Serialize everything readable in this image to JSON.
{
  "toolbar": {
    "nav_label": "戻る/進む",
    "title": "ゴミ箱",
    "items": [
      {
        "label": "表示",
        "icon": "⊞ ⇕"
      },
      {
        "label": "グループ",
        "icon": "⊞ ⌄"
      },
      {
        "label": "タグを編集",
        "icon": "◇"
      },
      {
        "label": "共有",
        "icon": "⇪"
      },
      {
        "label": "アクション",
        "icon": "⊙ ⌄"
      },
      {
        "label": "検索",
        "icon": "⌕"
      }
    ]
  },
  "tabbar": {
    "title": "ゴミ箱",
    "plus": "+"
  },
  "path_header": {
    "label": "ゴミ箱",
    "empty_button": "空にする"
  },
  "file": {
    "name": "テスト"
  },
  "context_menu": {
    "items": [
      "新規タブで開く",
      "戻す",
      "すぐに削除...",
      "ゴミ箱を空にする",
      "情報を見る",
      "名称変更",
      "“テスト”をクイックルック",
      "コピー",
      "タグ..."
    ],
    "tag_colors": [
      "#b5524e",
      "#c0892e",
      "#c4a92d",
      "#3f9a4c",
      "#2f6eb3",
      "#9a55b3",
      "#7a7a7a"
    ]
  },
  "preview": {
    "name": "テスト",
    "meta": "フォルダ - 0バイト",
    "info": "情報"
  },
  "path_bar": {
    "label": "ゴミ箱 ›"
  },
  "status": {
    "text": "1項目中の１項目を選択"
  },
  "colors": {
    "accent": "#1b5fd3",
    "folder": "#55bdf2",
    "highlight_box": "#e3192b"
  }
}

GIVEN TASK: Print every entry exactly as it appears.

OUTPUT BELOW:
Serialize everything readable in this image to JSON.
{
  "toolbar": {
    "nav_label": "戻る/進む",
    "title": "ゴミ箱",
    "items": [
      {
        "label": "表示",
        "icon": "⊞ ⇕"
      },
      {
        "label": "グループ",
        "icon": "⊞ ⌄"
      },
      {
        "label": "タグを編集",
        "icon": "◇"
      },
      {
        "label": "共有",
        "icon": "⇪"
      },
      {
        "label": "アクション",
        "icon": "⊙ ⌄"
      },
      {
        "label": "検索",
        "icon": "⌕"
      }
    ]
  },
  "tabbar": {
    "title": "ゴミ箱",
    "plus": "+"
  },
  "path_header": {
    "label": "ゴミ箱",
    "empty_button": "空にする"
  },
  "file": {
    "name": "テスト"
  },
  "context_menu": {
    "items": [
      "新規タブで開く",
      "戻す",
      "すぐに削除...",
      "ゴミ箱を空にする",
      "情報を見る",
      "名称変更",
      "“テスト”をクイックルック",
      "コピー",
      "タグ..."
    ],
    "tag_colors": [
      "#b5524e",
      "#c0892e",
      "#c4a92d",
      "#3f9a4c",
      "#2f6eb3",
      "#9a55b3",
      "#7a7a7a"
    ]
  },
  "preview": {
    "name": "テスト",
    "meta": "フォルダ - 0バイト",
    "info": "情報"
  },
  "path_bar": {
    "label": "ゴミ箱 ›"
  },
  "status": {
    "text": "1項目中の１項目を選択"
  },
  "colors": {
    "accent": "#1b5fd3",
    "folder": "#55bdf2",
    "highlight_box": "#e3192b"
  }
}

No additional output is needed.